[Start of RECORD EXTRACTS]

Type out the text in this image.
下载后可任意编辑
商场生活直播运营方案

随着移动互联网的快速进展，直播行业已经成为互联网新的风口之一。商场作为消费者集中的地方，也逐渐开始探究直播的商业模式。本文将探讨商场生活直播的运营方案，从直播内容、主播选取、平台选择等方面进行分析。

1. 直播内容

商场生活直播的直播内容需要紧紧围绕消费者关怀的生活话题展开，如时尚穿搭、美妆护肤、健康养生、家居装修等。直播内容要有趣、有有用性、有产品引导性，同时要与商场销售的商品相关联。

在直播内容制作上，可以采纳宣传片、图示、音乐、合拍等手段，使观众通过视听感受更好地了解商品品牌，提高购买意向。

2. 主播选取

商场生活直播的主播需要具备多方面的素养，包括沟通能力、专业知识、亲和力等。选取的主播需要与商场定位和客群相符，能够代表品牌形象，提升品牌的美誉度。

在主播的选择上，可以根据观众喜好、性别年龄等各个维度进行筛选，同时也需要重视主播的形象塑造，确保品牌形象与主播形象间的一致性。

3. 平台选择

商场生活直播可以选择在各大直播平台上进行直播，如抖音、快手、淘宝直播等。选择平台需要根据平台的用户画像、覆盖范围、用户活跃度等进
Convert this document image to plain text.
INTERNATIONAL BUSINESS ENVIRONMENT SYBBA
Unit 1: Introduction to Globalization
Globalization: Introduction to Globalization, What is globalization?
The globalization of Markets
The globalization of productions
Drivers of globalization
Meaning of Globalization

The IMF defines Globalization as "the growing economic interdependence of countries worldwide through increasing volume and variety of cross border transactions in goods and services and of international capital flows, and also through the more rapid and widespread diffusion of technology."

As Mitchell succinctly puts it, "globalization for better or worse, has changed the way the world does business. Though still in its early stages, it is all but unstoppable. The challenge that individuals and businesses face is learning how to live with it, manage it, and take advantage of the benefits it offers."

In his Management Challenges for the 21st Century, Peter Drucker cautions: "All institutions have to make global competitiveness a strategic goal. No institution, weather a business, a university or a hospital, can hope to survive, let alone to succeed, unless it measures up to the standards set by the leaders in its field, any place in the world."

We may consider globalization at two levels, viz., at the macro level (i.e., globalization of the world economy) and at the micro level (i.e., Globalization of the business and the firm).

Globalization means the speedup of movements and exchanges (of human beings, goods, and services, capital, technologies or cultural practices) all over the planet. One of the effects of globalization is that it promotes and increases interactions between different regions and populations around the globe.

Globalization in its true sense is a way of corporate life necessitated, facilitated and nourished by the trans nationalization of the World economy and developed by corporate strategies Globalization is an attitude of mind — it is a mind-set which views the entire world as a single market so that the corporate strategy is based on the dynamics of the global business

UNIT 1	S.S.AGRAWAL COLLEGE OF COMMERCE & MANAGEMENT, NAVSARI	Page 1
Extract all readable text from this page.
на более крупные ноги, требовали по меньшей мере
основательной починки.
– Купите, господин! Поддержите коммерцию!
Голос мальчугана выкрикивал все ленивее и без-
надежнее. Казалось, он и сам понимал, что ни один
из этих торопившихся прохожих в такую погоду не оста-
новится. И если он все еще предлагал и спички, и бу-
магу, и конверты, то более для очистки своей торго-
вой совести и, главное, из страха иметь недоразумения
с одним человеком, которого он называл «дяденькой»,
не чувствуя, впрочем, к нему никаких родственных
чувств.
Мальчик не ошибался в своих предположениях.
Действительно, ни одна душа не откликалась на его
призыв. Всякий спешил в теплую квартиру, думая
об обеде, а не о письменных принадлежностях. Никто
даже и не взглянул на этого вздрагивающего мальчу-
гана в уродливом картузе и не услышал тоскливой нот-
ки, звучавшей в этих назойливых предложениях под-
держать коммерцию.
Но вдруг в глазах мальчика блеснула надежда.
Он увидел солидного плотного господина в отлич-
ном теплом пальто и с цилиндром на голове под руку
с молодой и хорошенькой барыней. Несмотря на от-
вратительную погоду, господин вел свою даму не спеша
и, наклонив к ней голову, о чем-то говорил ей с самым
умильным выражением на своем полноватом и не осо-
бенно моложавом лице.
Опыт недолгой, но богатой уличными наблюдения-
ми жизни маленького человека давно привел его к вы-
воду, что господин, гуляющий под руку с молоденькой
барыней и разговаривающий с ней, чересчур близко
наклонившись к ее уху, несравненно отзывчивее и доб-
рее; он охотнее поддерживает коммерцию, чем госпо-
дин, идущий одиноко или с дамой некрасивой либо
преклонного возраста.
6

[End of RECORD EXTRACTS]

## THE PROBLEM
Find each line that has the word "руку", then copy it out.

## EXPECTED ANSWER
ном теплом пальто и с цилиндром на голове под руку
воду, что господин, гуляющий под руку с молоденькой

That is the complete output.